-- start TASK MATERIAL --

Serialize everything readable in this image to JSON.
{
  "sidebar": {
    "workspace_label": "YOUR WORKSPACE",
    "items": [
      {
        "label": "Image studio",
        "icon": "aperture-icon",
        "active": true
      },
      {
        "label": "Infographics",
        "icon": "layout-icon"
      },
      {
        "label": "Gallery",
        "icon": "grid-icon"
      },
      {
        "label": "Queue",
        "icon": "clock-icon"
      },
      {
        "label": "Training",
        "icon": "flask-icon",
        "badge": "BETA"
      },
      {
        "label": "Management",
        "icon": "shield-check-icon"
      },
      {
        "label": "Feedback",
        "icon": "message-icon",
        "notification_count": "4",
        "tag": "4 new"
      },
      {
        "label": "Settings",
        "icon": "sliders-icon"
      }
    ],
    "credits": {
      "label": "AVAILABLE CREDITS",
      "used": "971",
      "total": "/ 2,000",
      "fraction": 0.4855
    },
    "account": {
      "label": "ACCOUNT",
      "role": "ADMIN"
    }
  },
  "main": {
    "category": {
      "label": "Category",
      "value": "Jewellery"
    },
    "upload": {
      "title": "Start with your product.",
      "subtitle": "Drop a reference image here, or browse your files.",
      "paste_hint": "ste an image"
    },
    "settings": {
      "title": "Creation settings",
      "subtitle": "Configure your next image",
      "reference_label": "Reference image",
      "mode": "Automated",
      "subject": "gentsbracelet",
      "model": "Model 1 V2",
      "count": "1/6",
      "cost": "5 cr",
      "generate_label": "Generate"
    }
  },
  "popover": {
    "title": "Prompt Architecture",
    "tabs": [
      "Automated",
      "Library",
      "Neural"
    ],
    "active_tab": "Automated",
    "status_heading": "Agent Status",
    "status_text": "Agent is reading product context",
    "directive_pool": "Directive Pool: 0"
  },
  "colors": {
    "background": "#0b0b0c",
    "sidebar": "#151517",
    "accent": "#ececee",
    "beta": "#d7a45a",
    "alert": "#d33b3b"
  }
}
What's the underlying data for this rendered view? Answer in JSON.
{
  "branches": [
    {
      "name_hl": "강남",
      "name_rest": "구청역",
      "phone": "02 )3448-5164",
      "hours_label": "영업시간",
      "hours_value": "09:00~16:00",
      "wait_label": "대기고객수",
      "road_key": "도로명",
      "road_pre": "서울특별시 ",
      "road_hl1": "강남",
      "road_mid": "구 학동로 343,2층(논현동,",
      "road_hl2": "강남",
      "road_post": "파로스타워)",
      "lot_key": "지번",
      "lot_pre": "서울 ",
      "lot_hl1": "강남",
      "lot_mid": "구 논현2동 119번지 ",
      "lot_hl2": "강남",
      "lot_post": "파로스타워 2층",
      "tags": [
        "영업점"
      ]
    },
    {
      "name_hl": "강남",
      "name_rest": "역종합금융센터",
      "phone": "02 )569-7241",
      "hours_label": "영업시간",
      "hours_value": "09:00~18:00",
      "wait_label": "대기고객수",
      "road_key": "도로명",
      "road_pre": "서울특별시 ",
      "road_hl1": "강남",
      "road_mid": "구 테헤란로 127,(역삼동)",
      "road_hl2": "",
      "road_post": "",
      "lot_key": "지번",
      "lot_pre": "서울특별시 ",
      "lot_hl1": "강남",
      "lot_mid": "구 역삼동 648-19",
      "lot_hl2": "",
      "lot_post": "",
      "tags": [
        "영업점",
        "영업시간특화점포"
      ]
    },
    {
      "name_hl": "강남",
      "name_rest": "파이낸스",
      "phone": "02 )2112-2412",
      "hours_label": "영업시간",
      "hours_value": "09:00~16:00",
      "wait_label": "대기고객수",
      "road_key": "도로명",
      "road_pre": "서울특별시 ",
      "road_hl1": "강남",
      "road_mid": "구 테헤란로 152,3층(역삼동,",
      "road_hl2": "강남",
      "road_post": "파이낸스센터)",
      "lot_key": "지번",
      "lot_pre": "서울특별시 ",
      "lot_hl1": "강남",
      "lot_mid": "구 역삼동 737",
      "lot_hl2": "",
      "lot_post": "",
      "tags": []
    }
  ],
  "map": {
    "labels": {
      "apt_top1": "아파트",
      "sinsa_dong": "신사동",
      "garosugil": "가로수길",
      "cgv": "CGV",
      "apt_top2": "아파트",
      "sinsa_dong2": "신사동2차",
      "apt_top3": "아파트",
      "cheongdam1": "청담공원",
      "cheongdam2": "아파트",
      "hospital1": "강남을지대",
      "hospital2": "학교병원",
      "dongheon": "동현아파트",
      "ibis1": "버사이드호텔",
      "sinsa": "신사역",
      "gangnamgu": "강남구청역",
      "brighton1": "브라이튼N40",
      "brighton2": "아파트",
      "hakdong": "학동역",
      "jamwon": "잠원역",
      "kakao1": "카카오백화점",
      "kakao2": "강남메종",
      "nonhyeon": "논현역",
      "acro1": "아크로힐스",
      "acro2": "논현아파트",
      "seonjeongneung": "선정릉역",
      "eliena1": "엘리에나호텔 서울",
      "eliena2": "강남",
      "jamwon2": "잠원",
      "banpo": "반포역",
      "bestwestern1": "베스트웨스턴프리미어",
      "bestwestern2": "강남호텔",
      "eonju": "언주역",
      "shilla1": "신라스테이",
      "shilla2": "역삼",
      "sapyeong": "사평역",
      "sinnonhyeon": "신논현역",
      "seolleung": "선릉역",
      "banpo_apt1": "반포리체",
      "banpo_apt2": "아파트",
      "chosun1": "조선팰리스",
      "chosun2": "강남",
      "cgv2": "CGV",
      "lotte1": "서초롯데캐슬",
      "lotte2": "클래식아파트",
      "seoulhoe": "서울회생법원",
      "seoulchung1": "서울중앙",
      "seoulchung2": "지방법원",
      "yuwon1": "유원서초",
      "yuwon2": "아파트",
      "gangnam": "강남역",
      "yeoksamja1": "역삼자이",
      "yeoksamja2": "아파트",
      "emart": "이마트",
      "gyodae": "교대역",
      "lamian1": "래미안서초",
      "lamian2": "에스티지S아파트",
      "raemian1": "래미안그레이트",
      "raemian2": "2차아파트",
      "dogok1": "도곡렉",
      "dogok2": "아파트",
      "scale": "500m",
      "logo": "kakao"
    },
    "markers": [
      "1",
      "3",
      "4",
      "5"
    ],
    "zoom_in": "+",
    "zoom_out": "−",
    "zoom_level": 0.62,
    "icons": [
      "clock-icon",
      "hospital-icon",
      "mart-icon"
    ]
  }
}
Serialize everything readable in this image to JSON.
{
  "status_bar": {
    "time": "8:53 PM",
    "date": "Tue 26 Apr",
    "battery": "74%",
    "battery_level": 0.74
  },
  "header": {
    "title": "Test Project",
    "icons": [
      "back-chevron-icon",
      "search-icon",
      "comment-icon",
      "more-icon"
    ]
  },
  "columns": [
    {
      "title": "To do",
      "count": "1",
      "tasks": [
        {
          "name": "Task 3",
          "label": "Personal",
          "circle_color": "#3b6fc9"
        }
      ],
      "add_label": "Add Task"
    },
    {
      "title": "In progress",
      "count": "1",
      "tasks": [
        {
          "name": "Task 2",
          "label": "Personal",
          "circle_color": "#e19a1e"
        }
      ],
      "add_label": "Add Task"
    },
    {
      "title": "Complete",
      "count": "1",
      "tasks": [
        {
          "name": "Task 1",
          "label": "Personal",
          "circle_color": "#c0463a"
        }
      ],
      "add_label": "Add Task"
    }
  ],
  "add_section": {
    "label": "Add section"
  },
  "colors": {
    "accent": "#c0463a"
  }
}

-- end TASK MATERIAL --

*JOB*.
Everything in the listing above should be restated exactly.

*WRITTEN REPLY*.
Serialize everything readable in this image to JSON.
{
  "sidebar": {
    "workspace_label": "YOUR WORKSPACE",
    "items": [
      {
        "label": "Image studio",
        "icon": "aperture-icon",
        "active": true
      },
      {
        "label": "Infographics",
        "icon": "layout-icon"
      },
      {
        "label": "Gallery",
        "icon": "grid-icon"
      },
      {
        "label": "Queue",
        "icon": "clock-icon"
      },
      {
        "label": "Training",
        "icon": "flask-icon",
        "badge": "BETA"
      },
      {
        "label": "Management",
        "icon": "shield-check-icon"
      },
      {
        "label": "Feedback",
        "icon": "message-icon",
        "notification_count": "4",
        "tag": "4 new"
      },
      {
        "label": "Settings",
        "icon": "sliders-icon"
      }
    ],
    "credits": {
      "label": "AVAILABLE CREDITS",
      "used": "971",
      "total": "/ 2,000",
      "fraction": 0.4855
    },
    "account": {
      "label": "ACCOUNT",
      "role": "ADMIN"
    }
  },
  "main": {
    "category": {
      "label": "Category",
      "value": "Jewellery"
    },
    "upload": {
      "title": "Start with your product.",
      "subtitle": "Drop a reference image here, or browse your files.",
      "paste_hint": "ste an image"
    },
    "settings": {
      "title": "Creation settings",
      "subtitle": "Configure your next image",
      "reference_label": "Reference image",
      "mode": "Automated",
      "subject": "gentsbracelet",
      "model": "Model 1 V2",
      "count": "1/6",
      "cost": "5 cr",
      "generate_label": "Generate"
    }
  },
  "popover": {
    "title": "Prompt Architecture",
    "tabs": [
      "Automated",
      "Library",
      "Neural"
    ],
    "active_tab": "Automated",
    "status_heading": "Agent Status",
    "status_text": "Agent is reading product context",
    "directive_pool": "Directive Pool: 0"
  },
  "colors": {
    "background": "#0b0b0c",
    "sidebar": "#151517",
    "accent": "#ececee",
    "beta": "#d7a45a",
    "alert": "#d33b3b"
  }
}
What's the underlying data for this rendered view? Answer in JSON.
{
  "branches": [
    {
      "name_hl": "강남",
      "name_rest": "구청역",
      "phone": "02 )3448-5164",
      "hours_label": "영업시간",
      "hours_value": "09:00~16:00",
      "wait_label": "대기고객수",
      "road_key": "도로명",
      "road_pre": "서울특별시 ",
      "road_hl1": "강남",
      "road_mid": "구 학동로 343,2층(논현동,",
      "road_hl2": "강남",
      "road_post": "파로스타워)",
      "lot_key": "지번",
      "lot_pre": "서울 ",
      "lot_hl1": "강남",
      "lot_mid": "구 논현2동 119번지 ",
      "lot_hl2": "강남",
      "lot_post": "파로스타워 2층",
      "tags": [
        "영업점"
      ]
    },
    {
      "name_hl": "강남",
      "name_rest": "역종합금융센터",
      "phone": "02 )569-7241",
      "hours_label": "영업시간",
      "hours_value": "09:00~18:00",
      "wait_label": "대기고객수",
      "road_key": "도로명",
      "road_pre": "서울특별시 ",
      "road_hl1": "강남",
      "road_mid": "구 테헤란로 127,(역삼동)",
      "road_hl2": "",
      "road_post": "",
      "lot_key": "지번",
      "lot_pre": "서울특별시 ",
      "lot_hl1": "강남",
      "lot_mid": "구 역삼동 648-19",
      "lot_hl2": "",
      "lot_post": "",
      "tags": [
        "영업점",
        "영업시간특화점포"
      ]
    },
    {
      "name_hl": "강남",
      "name_rest": "파이낸스",
      "phone": "02 )2112-2412",
      "hours_label": "영업시간",
      "hours_value": "09:00~16:00",
      "wait_label": "대기고객수",
      "road_key": "도로명",
      "road_pre": "서울특별시 ",
      "road_hl1": "강남",
      "road_mid": "구 테헤란로 152,3층(역삼동,",
      "road_hl2": "강남",
      "road_post": "파이낸스센터)",
      "lot_key": "지번",
      "lot_pre": "서울특별시 ",
      "lot_hl1": "강남",
      "lot_mid": "구 역삼동 737",
      "lot_hl2": "",
      "lot_post": "",
      "tags": []
    }
  ],
  "map": {
    "labels": {
      "apt_top1": "아파트",
      "sinsa_dong": "신사동",
      "garosugil": "가로수길",
      "cgv": "CGV",
      "apt_top2": "아파트",
      "sinsa_dong2": "신사동2차",
      "apt_top3": "아파트",
      "cheongdam1": "청담공원",
      "cheongdam2": "아파트",
      "hospital1": "강남을지대",
      "hospital2": "학교병원",
      "dongheon": "동현아파트",
      "ibis1": "버사이드호텔",
      "sinsa": "신사역",
      "gangnamgu": "강남구청역",
      "brighton1": "브라이튼N40",
      "brighton2": "아파트",
      "hakdong": "학동역",
      "jamwon": "잠원역",
      "kakao1": "카카오백화점",
      "kakao2": "강남메종",
      "nonhyeon": "논현역",
      "acro1": "아크로힐스",
      "acro2": "논현아파트",
      "seonjeongneung": "선정릉역",
      "eliena1": "엘리에나호텔 서울",
      "eliena2": "강남",
      "jamwon2": "잠원",
      "banpo": "반포역",
      "bestwestern1": "베스트웨스턴프리미어",
      "bestwestern2": "강남호텔",
      "eonju": "언주역",
      "shilla1": "신라스테이",
      "shilla2": "역삼",
      "sapyeong": "사평역",
      "sinnonhyeon": "신논현역",
      "seolleung": "선릉역",
      "banpo_apt1": "반포리체",
      "banpo_apt2": "아파트",
      "chosun1": "조선팰리스",
      "chosun2": "강남",
      "cgv2": "CGV",
      "lotte1": "서초롯데캐슬",
      "lotte2": "클래식아파트",
      "seoulhoe": "서울회생법원",
      "seoulchung1": "서울중앙",
      "seoulchung2": "지방법원",
      "yuwon1": "유원서초",
      "yuwon2": "아파트",
      "gangnam": "강남역",
      "yeoksamja1": "역삼자이",
      "yeoksamja2": "아파트",
      "emart": "이마트",
      "gyodae": "교대역",
      "lamian1": "래미안서초",
      "lamian2": "에스티지S아파트",
      "raemian1": "래미안그레이트",
      "raemian2": "2차아파트",
      "dogok1": "도곡렉",
      "dogok2": "아파트",
      "scale": "500m",
      "logo": "kakao"
    },
    "markers": [
      "1",
      "3",
      "4",
      "5"
    ],
    "zoom_in": "+",
    "zoom_out": "−",
    "zoom_level": 0.62,
    "icons": [
      "clock-icon",
      "hospital-icon",
      "mart-icon"
    ]
  }
}
Serialize everything readable in this image to JSON.
{
  "status_bar": {
    "time": "8:53 PM",
    "date": "Tue 26 Apr",
    "battery": "74%",
    "battery_level": 0.74
  },
  "header": {
    "title": "Test Project",
    "icons": [
      "back-chevron-icon",
      "search-icon",
      "comment-icon",
      "more-icon"
    ]
  },
  "columns": [
    {
      "title": "To do",
      "count": "1",
      "tasks": [
        {
          "name": "Task 3",
          "label": "Personal",
          "circle_color": "#3b6fc9"
        }
      ],
      "add_label": "Add Task"
    },
    {
      "title": "In progress",
      "count": "1",
      "tasks": [
        {
          "name": "Task 2",
          "label": "Personal",
          "circle_color": "#e19a1e"
        }
      ],
      "add_label": "Add Task"
    },
    {
      "title": "Complete",
      "count": "1",
      "tasks": [
        {
          "name": "Task 1",
          "label": "Personal",
          "circle_color": "#c0463a"
        }
      ],
      "add_label": "Add Task"
    }
  ],
  "add_section": {
    "label": "Add section"
  },
  "colors": {
    "accent": "#c0463a"
  }
}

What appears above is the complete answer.